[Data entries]
==============================
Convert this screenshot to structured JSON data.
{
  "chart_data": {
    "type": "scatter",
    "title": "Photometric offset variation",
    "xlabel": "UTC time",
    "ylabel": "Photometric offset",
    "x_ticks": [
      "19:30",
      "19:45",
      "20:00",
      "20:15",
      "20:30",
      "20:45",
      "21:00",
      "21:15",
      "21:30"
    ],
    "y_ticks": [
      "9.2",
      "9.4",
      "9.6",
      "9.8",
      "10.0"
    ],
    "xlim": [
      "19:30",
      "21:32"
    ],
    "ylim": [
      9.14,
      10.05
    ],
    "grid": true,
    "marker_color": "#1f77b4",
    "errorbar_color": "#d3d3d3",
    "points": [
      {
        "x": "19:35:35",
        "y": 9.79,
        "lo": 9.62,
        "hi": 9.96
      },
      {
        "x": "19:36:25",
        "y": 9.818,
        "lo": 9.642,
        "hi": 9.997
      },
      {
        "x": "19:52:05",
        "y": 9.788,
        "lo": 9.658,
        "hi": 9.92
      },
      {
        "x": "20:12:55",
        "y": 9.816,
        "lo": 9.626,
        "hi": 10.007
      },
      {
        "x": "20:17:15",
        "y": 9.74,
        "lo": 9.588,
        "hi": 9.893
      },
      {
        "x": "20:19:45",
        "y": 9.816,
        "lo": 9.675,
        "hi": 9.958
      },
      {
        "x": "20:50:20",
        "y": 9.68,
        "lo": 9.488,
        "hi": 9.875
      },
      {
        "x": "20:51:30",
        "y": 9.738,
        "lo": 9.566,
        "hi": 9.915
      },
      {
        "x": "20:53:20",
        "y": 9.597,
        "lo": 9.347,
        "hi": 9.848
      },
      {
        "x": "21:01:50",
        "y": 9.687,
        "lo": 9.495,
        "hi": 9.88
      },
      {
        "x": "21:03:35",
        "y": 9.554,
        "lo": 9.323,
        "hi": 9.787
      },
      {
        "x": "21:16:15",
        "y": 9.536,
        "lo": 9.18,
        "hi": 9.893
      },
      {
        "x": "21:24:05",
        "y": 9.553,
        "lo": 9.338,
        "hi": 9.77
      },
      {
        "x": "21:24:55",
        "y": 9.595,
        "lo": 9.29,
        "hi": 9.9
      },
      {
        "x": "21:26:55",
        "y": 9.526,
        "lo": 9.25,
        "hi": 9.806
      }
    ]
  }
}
==============================
▸ **Given instruction**
Every record should be repeated exactly; please leave none out.

▸ **Task answer**
Convert this screenshot to structured JSON data.
{
  "chart_data": {
    "type": "scatter",
    "title": "Photometric offset variation",
    "xlabel": "UTC time",
    "ylabel": "Photometric offset",
    "x_ticks": [
      "19:30",
      "19:45",
      "20:00",
      "20:15",
      "20:30",
      "20:45",
      "21:00",
      "21:15",
      "21:30"
    ],
    "y_ticks": [
      "9.2",
      "9.4",
      "9.6",
      "9.8",
      "10.0"
    ],
    "xlim": [
      "19:30",
      "21:32"
    ],
    "ylim": [
      9.14,
      10.05
    ],
    "grid": true,
    "marker_color": "#1f77b4",
    "errorbar_color": "#d3d3d3",
    "points": [
      {
        "x": "19:35:35",
        "y": 9.79,
        "lo": 9.62,
        "hi": 9.96
      },
      {
        "x": "19:36:25",
        "y": 9.818,
        "lo": 9.642,
        "hi": 9.997
      },
      {
        "x": "19:52:05",
        "y": 9.788,
        "lo": 9.658,
        "hi": 9.92
      },
      {
        "x": "20:12:55",
        "y": 9.816,
        "lo": 9.626,
        "hi": 10.007
      },
      {
        "x": "20:17:15",
        "y": 9.74,
        "lo": 9.588,
        "hi": 9.893
      },
      {
        "x": "20:19:45",
        "y": 9.816,
        "lo": 9.675,
        "hi": 9.958
      },
      {
        "x": "20:50:20",
        "y": 9.68,
        "lo": 9.488,
        "hi": 9.875
      },
      {
        "x": "20:51:30",
        "y": 9.738,
        "lo": 9.566,
        "hi": 9.915
      },
      {
        "x": "20:53:20",
        "y": 9.597,
        "lo": 9.347,
        "hi": 9.848
      },
      {
        "x": "21:01:50",
        "y": 9.687,
        "lo": 9.495,
        "hi": 9.88
      },
      {
        "x": "21:03:35",
        "y": 9.554,
        "lo": 9.323,
        "hi": 9.787
      },
      {
        "x": "21:16:15",
        "y": 9.536,
        "lo": 9.18,
        "hi": 9.893
      },
      {
        "x": "21:24:05",
        "y": 9.553,
        "lo": 9.338,
        "hi": 9.77
      },
      {
        "x": "21:24:55",
        "y": 9.595,
        "lo": 9.29,
        "hi": 9.9
      },
      {
        "x": "21:26:55",
        "y": 9.526,
        "lo": 9.25,
        "hi": 9.806
      }
    ]
  }
}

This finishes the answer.